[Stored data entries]

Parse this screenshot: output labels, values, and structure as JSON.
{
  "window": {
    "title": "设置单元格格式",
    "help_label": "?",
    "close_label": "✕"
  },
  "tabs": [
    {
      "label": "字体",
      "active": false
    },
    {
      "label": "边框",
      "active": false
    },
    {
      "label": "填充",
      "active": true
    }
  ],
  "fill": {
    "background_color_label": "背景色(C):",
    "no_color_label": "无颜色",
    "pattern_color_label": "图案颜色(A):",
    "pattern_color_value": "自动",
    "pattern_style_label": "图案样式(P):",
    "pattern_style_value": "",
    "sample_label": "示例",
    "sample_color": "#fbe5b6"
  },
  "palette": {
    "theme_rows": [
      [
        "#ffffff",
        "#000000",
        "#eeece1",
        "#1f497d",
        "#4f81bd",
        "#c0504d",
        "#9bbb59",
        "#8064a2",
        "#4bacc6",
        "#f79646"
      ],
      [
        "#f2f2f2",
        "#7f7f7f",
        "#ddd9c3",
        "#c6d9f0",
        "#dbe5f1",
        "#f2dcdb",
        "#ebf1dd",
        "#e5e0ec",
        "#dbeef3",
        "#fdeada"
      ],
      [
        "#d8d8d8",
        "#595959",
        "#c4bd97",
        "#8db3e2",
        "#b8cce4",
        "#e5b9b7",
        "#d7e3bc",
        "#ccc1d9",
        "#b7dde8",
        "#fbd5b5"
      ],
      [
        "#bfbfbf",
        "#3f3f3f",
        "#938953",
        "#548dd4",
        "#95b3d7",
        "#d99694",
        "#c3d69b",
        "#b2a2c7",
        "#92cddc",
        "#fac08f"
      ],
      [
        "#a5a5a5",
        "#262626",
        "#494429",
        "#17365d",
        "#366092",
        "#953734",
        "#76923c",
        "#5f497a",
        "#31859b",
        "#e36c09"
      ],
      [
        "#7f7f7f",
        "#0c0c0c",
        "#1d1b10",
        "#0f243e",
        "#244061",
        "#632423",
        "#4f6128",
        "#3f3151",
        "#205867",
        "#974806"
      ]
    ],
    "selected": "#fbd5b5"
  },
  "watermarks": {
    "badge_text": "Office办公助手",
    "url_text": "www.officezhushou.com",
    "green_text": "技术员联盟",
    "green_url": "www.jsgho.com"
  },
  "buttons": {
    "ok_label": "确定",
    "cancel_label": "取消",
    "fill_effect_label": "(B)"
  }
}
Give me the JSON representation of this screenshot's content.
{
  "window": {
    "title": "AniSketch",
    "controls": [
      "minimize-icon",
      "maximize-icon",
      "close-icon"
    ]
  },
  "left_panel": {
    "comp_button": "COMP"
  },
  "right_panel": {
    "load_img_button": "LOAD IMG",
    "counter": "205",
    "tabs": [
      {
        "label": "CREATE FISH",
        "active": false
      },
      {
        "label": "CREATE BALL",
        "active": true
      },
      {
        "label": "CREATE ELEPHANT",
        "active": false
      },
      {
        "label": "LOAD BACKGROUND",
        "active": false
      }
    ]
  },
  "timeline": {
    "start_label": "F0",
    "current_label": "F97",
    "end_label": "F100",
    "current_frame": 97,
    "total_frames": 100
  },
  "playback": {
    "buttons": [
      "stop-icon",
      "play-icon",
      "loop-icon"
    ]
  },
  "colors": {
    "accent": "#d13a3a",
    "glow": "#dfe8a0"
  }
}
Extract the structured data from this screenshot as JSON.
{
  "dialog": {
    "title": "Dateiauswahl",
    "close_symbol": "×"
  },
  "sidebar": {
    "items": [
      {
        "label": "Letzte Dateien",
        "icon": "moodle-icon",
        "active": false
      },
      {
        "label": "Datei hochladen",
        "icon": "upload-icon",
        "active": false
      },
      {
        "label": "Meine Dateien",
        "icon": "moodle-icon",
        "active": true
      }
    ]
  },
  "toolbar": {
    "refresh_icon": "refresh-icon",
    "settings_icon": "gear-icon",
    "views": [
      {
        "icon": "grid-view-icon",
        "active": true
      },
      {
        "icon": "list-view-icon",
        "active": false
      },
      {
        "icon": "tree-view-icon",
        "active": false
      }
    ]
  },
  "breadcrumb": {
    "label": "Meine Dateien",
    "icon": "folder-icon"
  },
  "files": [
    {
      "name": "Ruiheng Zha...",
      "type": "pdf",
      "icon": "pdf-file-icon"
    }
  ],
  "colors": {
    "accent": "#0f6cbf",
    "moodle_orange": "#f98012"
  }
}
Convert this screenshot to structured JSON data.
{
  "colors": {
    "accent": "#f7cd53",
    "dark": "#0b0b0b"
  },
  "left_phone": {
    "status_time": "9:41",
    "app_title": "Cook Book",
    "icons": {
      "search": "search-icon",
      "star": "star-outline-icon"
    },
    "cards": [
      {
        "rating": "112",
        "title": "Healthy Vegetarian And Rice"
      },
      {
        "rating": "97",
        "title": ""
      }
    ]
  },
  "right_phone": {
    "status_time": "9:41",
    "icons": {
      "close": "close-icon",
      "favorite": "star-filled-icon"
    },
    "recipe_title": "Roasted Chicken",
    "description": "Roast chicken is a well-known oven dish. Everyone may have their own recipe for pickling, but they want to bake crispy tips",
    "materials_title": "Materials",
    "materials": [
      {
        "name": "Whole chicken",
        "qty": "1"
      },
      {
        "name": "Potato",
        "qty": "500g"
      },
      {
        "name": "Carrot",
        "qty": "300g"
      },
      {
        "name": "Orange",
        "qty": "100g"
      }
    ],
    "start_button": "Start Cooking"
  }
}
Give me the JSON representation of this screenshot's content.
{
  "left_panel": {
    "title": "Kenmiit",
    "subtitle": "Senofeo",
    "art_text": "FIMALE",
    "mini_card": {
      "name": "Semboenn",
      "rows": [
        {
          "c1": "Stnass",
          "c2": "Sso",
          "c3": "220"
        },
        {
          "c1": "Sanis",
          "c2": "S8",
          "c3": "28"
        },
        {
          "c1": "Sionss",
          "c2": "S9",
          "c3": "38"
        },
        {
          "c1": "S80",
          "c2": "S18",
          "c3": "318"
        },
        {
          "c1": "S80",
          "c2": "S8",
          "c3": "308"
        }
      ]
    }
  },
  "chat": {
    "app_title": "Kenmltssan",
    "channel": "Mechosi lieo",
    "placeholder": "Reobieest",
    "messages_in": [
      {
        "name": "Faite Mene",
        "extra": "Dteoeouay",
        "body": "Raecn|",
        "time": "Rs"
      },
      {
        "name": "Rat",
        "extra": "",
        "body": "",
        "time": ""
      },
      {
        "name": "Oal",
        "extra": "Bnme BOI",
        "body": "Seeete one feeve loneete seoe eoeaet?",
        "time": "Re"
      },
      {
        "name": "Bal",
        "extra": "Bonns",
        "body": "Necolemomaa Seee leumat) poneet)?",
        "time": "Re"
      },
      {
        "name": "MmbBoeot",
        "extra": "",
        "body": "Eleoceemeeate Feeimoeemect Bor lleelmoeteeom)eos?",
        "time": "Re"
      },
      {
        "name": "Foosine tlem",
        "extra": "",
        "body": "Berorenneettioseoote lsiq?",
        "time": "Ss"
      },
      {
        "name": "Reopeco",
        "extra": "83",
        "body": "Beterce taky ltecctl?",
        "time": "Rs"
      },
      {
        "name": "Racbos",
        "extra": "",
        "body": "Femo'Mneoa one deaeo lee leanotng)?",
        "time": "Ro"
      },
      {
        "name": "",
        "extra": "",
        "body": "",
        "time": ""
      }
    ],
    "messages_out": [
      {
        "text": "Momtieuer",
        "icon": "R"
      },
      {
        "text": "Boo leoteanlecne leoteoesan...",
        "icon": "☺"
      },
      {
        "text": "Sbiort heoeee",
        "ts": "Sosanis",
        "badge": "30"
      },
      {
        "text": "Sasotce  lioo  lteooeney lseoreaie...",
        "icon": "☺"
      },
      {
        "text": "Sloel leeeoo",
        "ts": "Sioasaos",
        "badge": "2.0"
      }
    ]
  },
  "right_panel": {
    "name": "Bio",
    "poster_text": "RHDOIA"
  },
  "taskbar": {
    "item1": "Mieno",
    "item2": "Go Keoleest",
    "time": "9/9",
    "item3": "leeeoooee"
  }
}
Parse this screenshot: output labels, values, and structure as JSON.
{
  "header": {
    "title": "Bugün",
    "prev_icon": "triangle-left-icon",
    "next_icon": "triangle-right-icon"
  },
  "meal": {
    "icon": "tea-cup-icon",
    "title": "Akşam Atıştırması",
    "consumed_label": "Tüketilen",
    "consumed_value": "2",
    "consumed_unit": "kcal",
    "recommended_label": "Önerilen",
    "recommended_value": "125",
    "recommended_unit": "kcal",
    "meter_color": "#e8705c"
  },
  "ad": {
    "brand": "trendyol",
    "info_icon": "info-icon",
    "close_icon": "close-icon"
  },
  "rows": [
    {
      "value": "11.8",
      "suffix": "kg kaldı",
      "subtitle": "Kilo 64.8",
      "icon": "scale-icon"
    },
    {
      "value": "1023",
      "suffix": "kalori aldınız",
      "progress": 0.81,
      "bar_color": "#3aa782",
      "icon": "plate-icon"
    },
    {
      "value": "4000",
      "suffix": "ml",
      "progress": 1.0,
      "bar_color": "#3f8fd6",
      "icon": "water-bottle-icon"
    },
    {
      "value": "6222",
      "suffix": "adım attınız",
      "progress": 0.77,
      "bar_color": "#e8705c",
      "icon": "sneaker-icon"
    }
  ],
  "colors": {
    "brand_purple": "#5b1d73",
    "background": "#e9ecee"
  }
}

* **REQUIREMENTS**: Copy out every line holding the string "Dateien".

* **OUTPUT**:
        "label": "Letzte Dateien",
        "label": "Meine Dateien",
    "label": "Meine Dateien",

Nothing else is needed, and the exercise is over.